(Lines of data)
————
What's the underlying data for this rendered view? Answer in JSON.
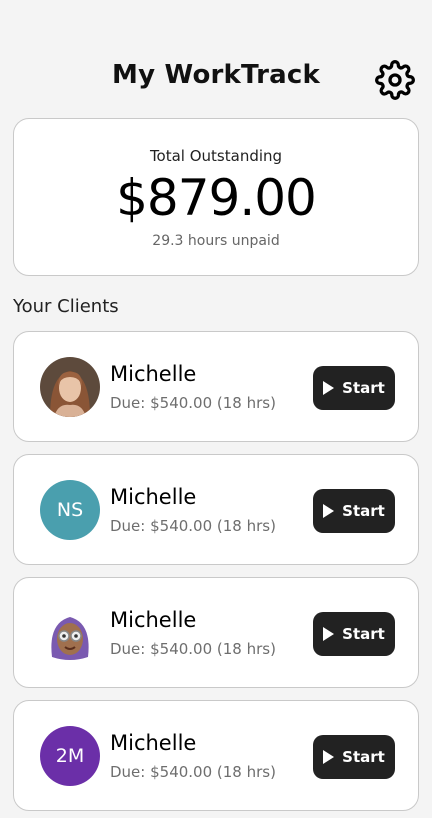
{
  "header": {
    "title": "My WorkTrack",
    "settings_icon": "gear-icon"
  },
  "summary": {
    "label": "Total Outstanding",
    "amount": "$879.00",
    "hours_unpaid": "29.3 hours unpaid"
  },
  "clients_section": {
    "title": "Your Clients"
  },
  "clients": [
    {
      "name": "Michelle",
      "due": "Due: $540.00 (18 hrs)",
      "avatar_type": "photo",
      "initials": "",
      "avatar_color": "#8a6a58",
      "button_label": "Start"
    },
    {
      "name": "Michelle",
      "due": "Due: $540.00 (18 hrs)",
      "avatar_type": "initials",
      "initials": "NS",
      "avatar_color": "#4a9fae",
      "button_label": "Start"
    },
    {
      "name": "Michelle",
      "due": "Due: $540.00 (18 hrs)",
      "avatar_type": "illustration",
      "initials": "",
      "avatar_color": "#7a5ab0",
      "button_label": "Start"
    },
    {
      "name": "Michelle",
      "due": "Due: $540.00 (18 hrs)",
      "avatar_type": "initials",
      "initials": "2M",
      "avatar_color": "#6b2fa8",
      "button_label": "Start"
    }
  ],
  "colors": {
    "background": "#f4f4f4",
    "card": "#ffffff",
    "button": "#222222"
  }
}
————
▸ Written request: Check each line above for the string "title", then copy the ones that have it.

▸ Output of the exercise:
    "title": "My WorkTrack",
    "title": "Your Clients"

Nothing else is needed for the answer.